Problem: Copy the lines below verbatim, beginning with the line that includes "Extract all readable text from this page." and continuing to the end; leave out everything before it.

Stored records:
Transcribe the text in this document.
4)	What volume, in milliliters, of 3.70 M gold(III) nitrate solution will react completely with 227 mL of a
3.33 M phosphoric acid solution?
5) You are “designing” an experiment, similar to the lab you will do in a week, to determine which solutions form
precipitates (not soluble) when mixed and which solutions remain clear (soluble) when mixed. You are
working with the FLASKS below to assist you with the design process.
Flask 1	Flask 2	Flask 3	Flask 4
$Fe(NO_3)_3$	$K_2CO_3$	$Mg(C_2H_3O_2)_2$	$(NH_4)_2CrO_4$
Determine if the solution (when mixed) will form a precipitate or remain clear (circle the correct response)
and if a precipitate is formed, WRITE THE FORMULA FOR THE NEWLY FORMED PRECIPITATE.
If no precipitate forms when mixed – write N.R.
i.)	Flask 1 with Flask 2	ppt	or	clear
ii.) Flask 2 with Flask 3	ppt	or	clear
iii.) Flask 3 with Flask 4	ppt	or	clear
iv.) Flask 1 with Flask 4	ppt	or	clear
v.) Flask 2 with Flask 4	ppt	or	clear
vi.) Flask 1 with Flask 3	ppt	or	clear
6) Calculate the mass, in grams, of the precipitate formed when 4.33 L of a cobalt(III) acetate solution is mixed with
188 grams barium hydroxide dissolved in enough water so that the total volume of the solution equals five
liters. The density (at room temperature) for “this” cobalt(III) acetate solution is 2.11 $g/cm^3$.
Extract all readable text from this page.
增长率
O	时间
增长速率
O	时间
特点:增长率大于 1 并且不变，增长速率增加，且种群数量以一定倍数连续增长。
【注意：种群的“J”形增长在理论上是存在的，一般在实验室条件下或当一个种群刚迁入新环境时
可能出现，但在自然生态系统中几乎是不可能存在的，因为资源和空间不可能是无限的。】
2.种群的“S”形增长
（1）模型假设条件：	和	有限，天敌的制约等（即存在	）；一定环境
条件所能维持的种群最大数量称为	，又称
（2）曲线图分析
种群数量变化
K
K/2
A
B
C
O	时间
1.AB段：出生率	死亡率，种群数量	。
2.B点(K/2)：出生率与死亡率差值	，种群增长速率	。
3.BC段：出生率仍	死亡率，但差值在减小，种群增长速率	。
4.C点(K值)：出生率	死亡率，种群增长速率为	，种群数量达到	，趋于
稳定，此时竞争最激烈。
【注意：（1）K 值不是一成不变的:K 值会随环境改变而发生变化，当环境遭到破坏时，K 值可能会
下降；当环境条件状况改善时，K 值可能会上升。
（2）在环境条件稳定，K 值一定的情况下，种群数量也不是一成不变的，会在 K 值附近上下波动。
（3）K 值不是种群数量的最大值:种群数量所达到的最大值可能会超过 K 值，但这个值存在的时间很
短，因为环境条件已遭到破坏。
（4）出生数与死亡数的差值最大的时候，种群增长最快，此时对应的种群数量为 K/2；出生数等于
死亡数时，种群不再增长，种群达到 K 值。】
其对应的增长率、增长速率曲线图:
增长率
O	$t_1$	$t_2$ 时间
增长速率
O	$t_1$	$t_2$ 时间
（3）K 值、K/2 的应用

Task result:
Extract all readable text from this page.
增长率
O	时间
增长速率
O	时间
特点:增长率大于 1 并且不变，增长速率增加，且种群数量以一定倍数连续增长。
【注意：种群的“J”形增长在理论上是存在的，一般在实验室条件下或当一个种群刚迁入新环境时
可能出现，但在自然生态系统中几乎是不可能存在的，因为资源和空间不可能是无限的。】
2.种群的“S”形增长
（1）模型假设条件：	和	有限，天敌的制约等（即存在	）；一定环境
条件所能维持的种群最大数量称为	，又称
（2）曲线图分析
种群数量变化
K
K/2
A
B
C
O	时间
1.AB段：出生率	死亡率，种群数量	。
2.B点(K/2)：出生率与死亡率差值	，种群增长速率	。
3.BC段：出生率仍	死亡率，但差值在减小，种群增长速率	。
4.C点(K值)：出生率	死亡率，种群增长速率为	，种群数量达到	，趋于
稳定，此时竞争最激烈。
【注意：（1）K 值不是一成不变的:K 值会随环境改变而发生变化，当环境遭到破坏时，K 值可能会
下降；当环境条件状况改善时，K 值可能会上升。
（2）在环境条件稳定，K 值一定的情况下，种群数量也不是一成不变的，会在 K 值附近上下波动。
（3）K 值不是种群数量的最大值:种群数量所达到的最大值可能会超过 K 值，但这个值存在的时间很
短，因为环境条件已遭到破坏。
（4）出生数与死亡数的差值最大的时候，种群增长最快，此时对应的种群数量为 K/2；出生数等于
死亡数时，种群不再增长，种群达到 K 值。】
其对应的增长率、增长速率曲线图:
增长率
O	$t_1$	$t_2$ 时间
增长速率
O	$t_1$	$t_2$ 时间
（3）K 值、K/2 的应用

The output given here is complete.